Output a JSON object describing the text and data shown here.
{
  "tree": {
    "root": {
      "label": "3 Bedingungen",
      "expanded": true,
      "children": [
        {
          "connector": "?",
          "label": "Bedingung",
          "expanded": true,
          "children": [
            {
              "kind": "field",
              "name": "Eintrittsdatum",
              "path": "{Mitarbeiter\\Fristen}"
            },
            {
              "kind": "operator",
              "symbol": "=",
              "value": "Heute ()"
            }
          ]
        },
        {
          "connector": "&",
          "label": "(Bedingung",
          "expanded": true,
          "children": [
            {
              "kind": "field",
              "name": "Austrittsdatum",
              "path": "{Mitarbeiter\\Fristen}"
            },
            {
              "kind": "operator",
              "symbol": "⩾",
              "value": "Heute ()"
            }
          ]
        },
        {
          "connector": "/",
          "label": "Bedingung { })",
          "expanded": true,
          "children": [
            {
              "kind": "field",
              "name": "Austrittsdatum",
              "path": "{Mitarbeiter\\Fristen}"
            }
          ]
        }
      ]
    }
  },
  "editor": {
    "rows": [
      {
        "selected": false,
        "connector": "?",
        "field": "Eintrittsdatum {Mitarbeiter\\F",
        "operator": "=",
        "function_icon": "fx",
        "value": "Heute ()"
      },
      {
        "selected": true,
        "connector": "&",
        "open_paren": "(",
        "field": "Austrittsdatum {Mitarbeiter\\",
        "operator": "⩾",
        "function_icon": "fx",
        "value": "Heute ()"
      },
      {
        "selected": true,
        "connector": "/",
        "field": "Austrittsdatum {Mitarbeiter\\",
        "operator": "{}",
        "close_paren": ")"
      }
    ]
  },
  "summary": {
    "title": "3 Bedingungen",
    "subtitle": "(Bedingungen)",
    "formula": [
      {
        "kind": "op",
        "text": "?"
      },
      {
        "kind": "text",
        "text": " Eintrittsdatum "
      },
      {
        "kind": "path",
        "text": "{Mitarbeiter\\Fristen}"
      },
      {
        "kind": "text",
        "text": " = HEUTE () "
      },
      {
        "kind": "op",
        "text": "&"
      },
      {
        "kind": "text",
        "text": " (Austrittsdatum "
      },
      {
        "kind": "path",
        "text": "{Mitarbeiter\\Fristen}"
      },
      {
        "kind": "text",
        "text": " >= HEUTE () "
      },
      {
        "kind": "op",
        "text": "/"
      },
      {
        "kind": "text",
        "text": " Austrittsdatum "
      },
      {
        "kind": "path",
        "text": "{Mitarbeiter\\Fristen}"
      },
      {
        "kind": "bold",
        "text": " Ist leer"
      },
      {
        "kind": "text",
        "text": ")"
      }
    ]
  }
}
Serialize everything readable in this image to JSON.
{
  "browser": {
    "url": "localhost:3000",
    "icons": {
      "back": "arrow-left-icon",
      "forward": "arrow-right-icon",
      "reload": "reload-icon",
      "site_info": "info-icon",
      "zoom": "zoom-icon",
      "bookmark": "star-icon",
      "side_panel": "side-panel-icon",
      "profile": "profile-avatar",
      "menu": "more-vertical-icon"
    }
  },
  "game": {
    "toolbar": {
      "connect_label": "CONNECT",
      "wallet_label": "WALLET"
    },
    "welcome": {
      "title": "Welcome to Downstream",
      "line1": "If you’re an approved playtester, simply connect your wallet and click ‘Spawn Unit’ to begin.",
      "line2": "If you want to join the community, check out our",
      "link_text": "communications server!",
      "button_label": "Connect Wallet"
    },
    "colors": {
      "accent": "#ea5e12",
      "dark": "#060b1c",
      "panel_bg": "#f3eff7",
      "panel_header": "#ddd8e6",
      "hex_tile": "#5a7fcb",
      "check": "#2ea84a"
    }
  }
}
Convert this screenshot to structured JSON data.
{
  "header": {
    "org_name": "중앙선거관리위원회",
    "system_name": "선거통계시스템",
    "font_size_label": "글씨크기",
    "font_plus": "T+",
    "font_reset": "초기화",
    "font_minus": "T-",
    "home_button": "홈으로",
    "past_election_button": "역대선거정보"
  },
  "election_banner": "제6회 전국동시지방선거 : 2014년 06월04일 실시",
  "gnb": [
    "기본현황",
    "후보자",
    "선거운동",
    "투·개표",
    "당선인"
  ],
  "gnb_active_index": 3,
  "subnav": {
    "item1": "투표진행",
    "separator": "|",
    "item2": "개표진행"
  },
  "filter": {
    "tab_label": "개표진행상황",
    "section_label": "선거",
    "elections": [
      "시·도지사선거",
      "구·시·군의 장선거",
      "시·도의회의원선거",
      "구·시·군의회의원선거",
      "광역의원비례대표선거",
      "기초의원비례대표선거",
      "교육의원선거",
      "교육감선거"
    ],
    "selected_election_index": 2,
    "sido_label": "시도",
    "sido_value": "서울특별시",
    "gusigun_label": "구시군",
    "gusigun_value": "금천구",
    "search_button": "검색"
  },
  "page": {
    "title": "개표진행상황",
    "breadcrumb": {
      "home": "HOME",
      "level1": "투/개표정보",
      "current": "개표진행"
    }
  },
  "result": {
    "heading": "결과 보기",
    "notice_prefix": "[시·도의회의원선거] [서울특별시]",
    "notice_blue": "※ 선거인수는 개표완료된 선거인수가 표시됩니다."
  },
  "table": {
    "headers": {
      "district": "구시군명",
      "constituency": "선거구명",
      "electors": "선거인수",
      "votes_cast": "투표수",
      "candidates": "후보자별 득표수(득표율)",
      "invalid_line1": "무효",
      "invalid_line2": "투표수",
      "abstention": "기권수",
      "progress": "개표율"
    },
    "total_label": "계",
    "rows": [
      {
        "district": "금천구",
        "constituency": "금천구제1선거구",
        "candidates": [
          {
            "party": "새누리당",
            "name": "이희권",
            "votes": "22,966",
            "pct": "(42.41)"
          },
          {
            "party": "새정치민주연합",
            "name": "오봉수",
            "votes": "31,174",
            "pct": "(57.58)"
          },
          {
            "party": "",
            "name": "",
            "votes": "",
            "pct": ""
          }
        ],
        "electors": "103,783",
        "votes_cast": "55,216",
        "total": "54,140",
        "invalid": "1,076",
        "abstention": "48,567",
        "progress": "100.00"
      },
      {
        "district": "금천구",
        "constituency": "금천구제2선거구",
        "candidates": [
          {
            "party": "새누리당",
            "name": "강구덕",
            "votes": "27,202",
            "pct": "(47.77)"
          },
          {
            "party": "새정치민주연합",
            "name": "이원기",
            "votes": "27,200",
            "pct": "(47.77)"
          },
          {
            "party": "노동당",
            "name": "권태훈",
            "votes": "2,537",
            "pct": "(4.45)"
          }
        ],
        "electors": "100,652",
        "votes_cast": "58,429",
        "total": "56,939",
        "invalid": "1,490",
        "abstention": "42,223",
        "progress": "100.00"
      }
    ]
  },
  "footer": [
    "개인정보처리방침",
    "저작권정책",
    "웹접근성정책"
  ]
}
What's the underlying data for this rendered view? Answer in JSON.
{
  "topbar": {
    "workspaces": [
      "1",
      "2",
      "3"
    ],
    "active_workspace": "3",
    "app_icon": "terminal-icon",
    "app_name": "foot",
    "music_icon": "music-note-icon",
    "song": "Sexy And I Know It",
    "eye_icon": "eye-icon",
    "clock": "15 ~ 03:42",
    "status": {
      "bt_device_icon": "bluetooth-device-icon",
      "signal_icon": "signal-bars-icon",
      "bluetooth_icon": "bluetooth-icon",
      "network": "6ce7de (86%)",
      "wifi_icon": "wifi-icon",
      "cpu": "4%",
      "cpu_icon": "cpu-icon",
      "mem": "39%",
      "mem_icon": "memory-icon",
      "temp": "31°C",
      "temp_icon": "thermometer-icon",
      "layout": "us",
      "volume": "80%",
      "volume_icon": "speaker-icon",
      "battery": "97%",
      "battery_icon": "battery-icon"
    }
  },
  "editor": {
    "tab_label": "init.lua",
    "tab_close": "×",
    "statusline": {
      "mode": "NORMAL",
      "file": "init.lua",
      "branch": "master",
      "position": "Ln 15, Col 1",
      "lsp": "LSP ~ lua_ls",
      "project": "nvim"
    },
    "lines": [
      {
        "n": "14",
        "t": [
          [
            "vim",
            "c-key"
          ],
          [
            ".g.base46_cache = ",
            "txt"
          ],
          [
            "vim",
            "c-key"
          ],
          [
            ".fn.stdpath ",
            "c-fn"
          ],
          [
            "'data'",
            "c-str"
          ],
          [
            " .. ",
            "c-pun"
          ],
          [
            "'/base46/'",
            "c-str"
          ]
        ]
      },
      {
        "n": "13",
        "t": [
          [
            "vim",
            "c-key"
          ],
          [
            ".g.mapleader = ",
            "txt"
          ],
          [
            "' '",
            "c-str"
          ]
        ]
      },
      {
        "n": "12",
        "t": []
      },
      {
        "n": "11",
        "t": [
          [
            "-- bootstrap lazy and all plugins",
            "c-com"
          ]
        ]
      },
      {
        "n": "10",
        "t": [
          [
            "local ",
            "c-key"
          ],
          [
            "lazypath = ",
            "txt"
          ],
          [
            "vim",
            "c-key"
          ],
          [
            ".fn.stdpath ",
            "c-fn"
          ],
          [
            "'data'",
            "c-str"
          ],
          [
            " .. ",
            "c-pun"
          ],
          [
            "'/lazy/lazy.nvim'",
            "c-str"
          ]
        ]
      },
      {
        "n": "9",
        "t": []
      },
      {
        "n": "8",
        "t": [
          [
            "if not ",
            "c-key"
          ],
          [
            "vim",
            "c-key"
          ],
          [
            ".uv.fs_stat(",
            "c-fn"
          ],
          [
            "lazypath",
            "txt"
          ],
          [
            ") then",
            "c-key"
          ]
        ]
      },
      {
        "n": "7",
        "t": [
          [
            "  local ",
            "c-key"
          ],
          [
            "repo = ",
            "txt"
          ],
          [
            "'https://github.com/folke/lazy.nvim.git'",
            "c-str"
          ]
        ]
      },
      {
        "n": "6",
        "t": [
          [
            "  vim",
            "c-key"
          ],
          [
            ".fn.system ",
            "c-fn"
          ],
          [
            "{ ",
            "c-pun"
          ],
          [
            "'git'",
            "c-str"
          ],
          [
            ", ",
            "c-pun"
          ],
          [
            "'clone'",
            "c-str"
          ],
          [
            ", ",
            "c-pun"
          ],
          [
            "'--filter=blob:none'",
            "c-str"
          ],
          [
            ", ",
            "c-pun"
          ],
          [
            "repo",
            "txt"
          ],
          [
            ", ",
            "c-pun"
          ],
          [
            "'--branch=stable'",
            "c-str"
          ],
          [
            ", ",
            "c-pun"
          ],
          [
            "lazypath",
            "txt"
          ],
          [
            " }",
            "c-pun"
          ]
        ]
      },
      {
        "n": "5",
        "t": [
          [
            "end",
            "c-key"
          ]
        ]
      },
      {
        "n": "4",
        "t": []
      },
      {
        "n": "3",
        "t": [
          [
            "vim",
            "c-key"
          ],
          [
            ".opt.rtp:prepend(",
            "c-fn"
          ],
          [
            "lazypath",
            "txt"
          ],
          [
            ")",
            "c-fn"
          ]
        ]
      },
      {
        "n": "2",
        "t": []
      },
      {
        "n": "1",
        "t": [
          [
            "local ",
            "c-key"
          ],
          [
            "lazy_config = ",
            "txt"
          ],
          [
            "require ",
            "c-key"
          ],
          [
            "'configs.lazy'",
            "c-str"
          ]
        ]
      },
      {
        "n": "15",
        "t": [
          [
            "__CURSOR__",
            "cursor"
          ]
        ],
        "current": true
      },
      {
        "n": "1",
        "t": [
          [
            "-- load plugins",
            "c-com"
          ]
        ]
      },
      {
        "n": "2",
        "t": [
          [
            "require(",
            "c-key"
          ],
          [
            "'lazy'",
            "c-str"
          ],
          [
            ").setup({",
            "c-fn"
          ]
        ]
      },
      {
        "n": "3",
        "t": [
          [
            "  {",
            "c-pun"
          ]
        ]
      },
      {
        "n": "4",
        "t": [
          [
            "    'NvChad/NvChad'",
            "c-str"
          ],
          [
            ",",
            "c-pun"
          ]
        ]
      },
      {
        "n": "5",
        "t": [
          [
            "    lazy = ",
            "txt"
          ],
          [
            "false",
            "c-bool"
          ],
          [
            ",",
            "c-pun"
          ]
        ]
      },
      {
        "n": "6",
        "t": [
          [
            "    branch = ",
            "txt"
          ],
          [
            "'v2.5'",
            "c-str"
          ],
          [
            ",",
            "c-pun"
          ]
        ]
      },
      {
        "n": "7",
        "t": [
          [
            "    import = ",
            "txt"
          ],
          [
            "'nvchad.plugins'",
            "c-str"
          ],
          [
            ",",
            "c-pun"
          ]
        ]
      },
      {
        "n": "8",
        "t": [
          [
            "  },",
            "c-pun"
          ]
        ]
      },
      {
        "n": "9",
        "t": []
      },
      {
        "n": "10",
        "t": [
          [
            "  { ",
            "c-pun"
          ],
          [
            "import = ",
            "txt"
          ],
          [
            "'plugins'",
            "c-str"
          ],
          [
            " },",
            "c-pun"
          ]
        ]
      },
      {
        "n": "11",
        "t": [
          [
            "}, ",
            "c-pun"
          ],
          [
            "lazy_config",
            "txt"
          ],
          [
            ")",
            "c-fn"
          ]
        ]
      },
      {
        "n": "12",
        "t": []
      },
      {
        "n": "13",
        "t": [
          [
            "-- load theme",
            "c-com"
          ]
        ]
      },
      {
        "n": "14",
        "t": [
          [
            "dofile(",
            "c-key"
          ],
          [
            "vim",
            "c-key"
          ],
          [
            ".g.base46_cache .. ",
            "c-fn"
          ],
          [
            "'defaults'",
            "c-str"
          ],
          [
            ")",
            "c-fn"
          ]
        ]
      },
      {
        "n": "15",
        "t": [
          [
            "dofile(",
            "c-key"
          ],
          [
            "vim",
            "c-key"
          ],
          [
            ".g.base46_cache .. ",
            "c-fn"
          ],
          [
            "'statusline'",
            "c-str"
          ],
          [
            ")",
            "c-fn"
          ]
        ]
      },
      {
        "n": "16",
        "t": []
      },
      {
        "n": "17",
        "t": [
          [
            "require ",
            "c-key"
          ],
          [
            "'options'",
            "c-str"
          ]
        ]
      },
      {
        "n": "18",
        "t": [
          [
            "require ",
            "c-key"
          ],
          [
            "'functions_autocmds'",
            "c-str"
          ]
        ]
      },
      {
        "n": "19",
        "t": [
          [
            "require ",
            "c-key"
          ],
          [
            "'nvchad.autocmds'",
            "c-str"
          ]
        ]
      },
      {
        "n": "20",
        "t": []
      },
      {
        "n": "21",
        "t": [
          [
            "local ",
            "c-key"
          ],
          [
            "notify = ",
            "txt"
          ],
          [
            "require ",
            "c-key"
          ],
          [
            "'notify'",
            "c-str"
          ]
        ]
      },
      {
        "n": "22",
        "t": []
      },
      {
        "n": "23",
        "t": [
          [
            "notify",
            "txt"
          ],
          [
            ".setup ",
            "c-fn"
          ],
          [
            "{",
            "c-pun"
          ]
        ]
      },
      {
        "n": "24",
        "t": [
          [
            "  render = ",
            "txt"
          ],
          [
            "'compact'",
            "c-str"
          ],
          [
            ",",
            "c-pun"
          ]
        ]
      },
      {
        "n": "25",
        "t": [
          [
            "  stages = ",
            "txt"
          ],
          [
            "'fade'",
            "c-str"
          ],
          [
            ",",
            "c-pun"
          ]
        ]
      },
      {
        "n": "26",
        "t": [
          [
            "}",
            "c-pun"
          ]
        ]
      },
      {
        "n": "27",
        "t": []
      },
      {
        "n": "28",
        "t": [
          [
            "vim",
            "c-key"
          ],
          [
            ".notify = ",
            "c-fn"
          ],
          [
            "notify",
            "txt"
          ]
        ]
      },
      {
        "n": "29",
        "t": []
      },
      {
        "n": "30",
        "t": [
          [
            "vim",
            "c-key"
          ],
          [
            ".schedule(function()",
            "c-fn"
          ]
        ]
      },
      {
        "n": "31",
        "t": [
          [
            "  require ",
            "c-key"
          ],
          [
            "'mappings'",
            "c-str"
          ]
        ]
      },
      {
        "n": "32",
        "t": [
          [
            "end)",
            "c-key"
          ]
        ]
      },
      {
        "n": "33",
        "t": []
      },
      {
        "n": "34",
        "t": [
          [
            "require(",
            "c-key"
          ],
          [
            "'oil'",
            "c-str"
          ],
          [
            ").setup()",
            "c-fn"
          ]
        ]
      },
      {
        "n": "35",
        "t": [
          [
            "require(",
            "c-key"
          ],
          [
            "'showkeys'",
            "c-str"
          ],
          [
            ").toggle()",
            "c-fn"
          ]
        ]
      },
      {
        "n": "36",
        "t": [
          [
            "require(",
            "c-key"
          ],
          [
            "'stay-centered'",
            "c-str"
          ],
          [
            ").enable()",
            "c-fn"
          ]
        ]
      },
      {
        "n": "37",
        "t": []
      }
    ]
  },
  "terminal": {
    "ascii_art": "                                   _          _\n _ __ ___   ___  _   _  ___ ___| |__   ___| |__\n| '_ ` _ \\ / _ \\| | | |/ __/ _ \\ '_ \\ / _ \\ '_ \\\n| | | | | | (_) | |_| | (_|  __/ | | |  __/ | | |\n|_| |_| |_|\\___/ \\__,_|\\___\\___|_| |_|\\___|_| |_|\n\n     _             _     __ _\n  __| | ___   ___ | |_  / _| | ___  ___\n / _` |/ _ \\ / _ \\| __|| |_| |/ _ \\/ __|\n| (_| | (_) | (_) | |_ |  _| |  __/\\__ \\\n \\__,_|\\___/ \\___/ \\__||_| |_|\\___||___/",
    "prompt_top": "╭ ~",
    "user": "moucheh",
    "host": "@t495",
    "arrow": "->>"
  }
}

-----

TO BE DONE: Pick out and copy the lines of the material that include the word "abstention".

COMPLETED EXERCISE:
      "abstention": "기권수",
        "abstention": "48,567",
        "abstention": "42,223",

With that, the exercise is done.